Identify, in the records below, every line where the string "NaCl" appears, and copy each such line.

═══

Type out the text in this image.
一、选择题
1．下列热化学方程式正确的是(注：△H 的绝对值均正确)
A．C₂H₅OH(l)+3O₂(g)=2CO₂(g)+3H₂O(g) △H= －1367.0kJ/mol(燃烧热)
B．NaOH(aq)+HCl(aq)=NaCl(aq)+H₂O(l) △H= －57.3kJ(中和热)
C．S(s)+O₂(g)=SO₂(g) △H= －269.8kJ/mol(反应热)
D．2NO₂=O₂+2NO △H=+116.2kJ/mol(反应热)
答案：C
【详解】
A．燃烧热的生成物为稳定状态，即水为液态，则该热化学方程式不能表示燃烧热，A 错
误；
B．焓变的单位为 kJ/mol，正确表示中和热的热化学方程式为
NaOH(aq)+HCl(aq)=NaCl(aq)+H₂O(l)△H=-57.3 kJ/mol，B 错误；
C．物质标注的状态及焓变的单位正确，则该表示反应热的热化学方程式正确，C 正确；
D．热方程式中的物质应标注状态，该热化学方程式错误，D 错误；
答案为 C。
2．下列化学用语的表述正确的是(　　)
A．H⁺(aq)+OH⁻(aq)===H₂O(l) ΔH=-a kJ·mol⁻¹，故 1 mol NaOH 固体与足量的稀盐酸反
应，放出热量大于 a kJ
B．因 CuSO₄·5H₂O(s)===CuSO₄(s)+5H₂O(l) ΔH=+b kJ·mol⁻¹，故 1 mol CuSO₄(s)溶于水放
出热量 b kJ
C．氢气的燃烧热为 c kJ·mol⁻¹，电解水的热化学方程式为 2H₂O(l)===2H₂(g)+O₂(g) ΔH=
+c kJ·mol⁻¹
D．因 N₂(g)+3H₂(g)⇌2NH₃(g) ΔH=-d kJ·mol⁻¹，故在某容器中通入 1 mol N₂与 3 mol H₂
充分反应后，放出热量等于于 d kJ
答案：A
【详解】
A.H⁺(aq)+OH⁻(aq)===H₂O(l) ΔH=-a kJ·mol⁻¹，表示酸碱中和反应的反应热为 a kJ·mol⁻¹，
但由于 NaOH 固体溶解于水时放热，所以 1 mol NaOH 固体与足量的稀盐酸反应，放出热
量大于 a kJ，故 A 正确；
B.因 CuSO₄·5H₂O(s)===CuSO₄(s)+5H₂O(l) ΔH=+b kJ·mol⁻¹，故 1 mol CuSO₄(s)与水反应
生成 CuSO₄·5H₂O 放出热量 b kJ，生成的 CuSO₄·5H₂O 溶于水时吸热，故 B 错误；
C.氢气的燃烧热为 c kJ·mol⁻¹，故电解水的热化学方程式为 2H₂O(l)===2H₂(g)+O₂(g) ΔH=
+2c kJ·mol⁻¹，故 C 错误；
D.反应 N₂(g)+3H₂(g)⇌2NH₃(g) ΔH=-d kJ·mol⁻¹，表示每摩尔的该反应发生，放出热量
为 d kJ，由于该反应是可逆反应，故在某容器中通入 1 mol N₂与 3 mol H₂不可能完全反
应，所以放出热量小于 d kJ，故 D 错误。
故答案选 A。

═══

Written response ::
B．NaOH(aq)+HCl(aq)=NaCl(aq)+H₂O(l) △H= －57.3kJ(中和热)
NaOH(aq)+HCl(aq)=NaCl(aq)+H₂O(l)△H=-57.3 kJ/mol，B 错误；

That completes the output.